Identify the lines that contain the word "para" and copy each one.

--- START OF INPUT ROWS ---

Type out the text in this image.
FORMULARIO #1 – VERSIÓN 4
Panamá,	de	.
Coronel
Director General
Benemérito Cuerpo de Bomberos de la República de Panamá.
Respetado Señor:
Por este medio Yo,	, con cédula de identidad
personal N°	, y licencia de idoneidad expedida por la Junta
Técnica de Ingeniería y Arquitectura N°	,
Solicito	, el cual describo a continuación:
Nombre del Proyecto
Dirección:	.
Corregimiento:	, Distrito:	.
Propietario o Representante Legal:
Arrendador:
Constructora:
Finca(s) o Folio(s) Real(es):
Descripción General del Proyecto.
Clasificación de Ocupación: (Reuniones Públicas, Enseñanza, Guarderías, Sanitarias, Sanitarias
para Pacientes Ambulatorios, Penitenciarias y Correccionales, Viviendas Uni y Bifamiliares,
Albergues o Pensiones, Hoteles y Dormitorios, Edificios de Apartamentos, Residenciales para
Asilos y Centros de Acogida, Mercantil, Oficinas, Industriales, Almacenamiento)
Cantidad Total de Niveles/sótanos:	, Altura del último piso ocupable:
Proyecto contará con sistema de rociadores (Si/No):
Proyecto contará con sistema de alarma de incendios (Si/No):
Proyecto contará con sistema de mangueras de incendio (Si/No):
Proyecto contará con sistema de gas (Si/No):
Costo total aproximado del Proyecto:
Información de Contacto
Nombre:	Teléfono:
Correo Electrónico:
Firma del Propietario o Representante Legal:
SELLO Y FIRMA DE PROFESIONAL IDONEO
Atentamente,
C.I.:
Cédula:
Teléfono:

--- END OF INPUT ROWS ---
--- START OF INPUT ROWS ---

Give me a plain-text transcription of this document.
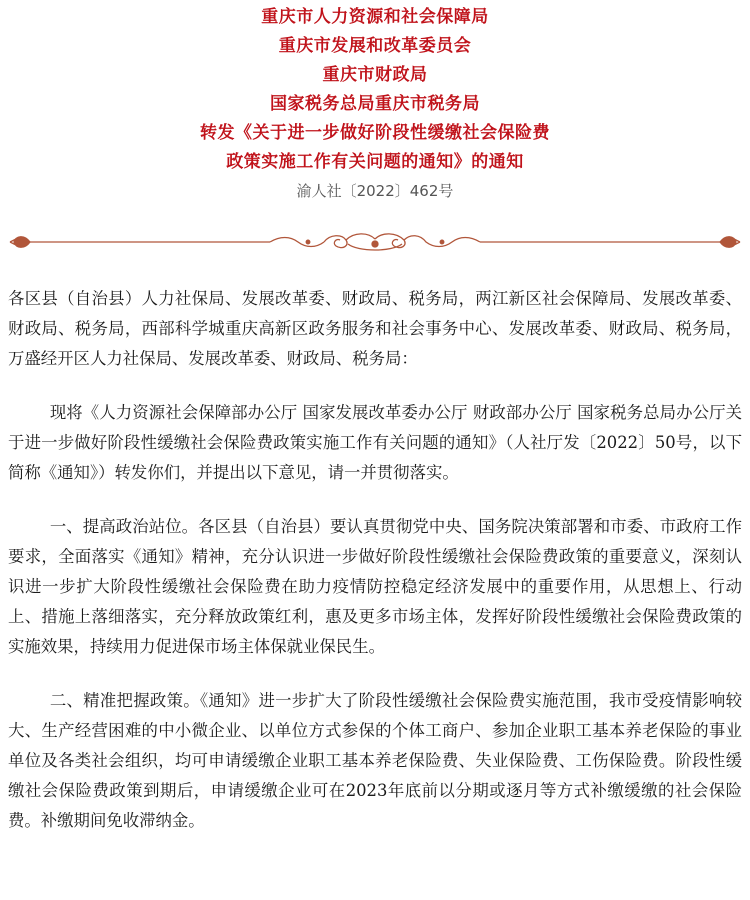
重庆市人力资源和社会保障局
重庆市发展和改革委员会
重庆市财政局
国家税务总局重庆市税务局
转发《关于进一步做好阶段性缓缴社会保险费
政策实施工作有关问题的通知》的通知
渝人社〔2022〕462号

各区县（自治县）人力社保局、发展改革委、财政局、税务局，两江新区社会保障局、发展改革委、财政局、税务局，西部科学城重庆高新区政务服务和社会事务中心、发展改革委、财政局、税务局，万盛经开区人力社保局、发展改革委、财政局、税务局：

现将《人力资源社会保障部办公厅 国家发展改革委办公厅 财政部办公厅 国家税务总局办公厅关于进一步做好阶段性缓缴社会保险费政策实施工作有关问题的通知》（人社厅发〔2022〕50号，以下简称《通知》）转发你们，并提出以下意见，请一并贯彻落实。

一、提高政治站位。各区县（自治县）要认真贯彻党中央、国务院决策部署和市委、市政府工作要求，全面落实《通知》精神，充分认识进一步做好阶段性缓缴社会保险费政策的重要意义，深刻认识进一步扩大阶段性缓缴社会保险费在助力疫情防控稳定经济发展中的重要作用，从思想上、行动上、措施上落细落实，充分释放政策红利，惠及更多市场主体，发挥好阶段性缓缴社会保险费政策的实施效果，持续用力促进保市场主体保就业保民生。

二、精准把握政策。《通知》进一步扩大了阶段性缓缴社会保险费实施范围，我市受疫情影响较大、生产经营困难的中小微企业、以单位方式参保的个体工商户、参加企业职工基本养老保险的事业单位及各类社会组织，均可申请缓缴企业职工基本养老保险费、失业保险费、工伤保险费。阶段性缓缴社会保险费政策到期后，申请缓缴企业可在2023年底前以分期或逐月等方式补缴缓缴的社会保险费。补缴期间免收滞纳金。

--- END OF INPUT ROWS ---
--- START OF INPUT ROWS ---

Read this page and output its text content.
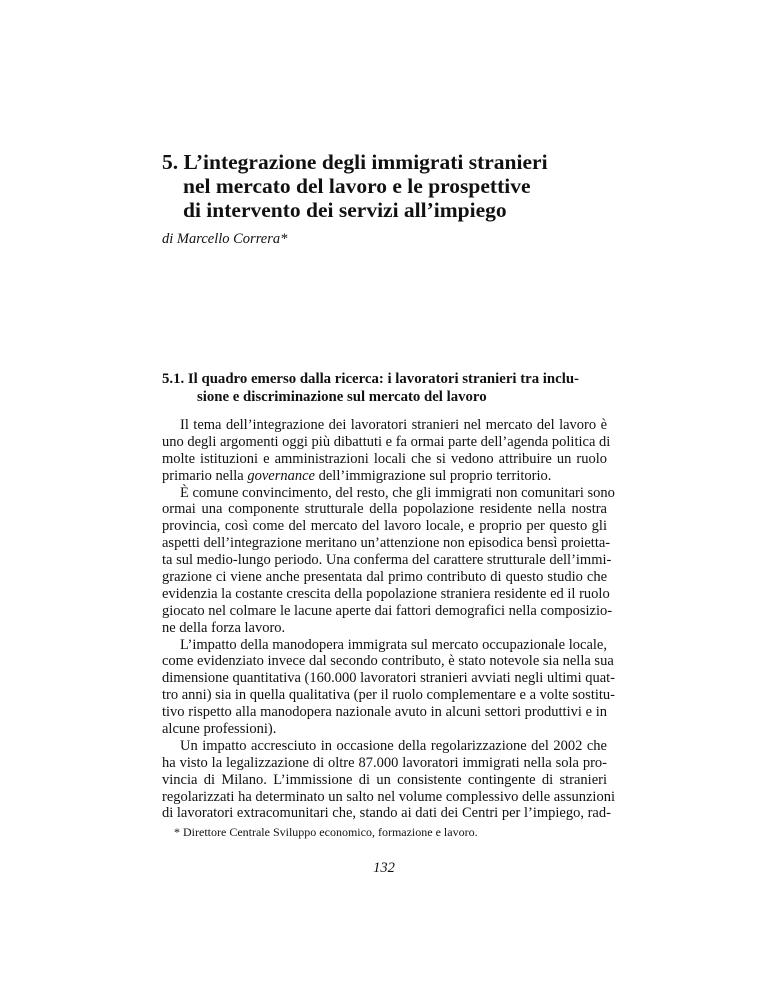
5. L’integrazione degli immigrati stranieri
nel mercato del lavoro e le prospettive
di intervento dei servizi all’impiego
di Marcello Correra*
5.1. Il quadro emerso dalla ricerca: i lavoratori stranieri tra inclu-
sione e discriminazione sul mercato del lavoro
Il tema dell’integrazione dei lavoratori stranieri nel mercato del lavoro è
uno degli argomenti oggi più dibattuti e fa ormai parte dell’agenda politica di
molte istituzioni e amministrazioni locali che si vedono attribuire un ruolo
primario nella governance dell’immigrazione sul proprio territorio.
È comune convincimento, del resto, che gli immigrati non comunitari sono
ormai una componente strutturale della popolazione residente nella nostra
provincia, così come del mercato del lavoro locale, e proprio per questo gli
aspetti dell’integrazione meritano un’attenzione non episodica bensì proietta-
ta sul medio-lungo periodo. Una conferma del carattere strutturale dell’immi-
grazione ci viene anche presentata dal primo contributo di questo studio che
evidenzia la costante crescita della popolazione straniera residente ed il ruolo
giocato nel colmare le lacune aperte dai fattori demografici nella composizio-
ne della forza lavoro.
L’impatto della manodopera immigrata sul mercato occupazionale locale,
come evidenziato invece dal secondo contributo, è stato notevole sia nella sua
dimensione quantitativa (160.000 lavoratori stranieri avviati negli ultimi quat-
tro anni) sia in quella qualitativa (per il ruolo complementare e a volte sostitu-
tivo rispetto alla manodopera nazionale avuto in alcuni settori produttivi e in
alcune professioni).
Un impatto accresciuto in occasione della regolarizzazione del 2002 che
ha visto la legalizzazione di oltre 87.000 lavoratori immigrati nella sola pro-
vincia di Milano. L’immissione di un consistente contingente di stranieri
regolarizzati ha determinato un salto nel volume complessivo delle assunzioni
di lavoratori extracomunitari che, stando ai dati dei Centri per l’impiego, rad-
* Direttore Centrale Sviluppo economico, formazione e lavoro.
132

--- END OF INPUT ROWS ---

FINAL ANSWER:
para Pacientes Ambulatorios, Penitenciarias y Correccionales, Viviendas Uni y Bifamiliares,
Albergues o Pensiones, Hoteles y Dormitorios, Edificios de Apartamentos, Residenciales para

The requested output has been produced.